A block of data
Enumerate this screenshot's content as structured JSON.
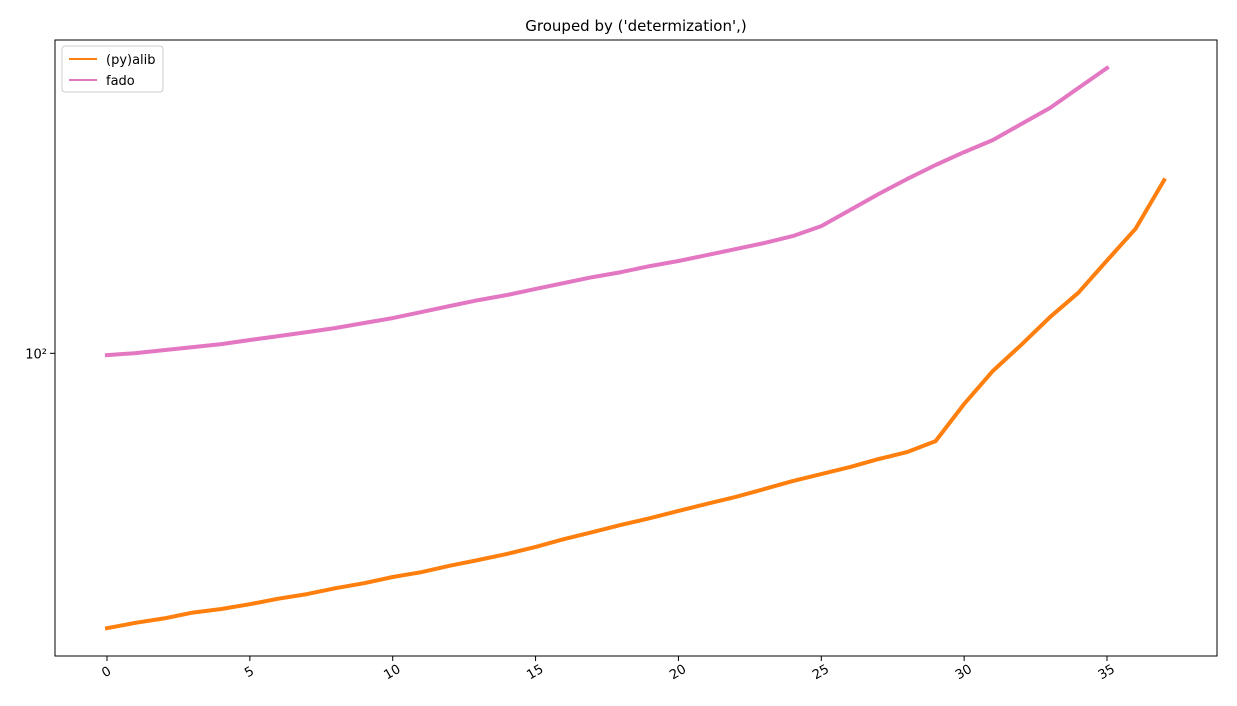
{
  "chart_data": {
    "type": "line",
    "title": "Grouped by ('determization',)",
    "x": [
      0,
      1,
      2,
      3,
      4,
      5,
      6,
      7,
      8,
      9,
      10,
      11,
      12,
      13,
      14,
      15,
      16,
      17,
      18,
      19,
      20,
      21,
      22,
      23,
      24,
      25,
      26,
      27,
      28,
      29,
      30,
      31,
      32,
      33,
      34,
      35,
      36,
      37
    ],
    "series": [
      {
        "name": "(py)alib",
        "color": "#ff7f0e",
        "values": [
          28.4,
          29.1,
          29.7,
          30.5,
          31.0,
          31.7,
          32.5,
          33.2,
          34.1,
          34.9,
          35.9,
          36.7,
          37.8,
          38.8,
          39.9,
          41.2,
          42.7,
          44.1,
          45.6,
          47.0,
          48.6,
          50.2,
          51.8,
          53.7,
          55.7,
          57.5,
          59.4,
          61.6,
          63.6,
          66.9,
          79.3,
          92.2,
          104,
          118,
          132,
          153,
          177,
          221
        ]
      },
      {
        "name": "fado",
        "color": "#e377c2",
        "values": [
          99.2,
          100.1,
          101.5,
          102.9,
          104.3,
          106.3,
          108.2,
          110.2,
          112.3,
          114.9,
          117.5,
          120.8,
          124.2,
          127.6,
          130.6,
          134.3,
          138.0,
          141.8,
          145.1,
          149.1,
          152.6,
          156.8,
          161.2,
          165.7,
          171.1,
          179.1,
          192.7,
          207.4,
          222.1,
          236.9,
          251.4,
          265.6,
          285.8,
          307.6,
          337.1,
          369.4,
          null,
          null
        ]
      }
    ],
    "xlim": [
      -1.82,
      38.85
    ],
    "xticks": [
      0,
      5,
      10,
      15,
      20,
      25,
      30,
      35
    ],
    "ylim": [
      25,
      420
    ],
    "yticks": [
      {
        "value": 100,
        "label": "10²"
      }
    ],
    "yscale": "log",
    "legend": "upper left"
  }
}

---

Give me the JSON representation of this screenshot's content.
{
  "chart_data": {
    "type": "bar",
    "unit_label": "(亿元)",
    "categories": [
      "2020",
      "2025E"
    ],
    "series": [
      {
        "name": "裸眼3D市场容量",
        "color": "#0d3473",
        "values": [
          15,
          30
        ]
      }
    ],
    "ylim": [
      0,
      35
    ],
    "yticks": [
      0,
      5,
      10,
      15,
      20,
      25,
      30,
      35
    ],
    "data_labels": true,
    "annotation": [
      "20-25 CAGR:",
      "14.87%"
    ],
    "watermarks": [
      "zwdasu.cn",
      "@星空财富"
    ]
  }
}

TASK BRIEF - Pick out every line holding the string "screenshot" and return it.

EXERCISE RESPONSE -
Enumerate this screenshot's content as structured JSON.
Give me the JSON representation of this screenshot's content.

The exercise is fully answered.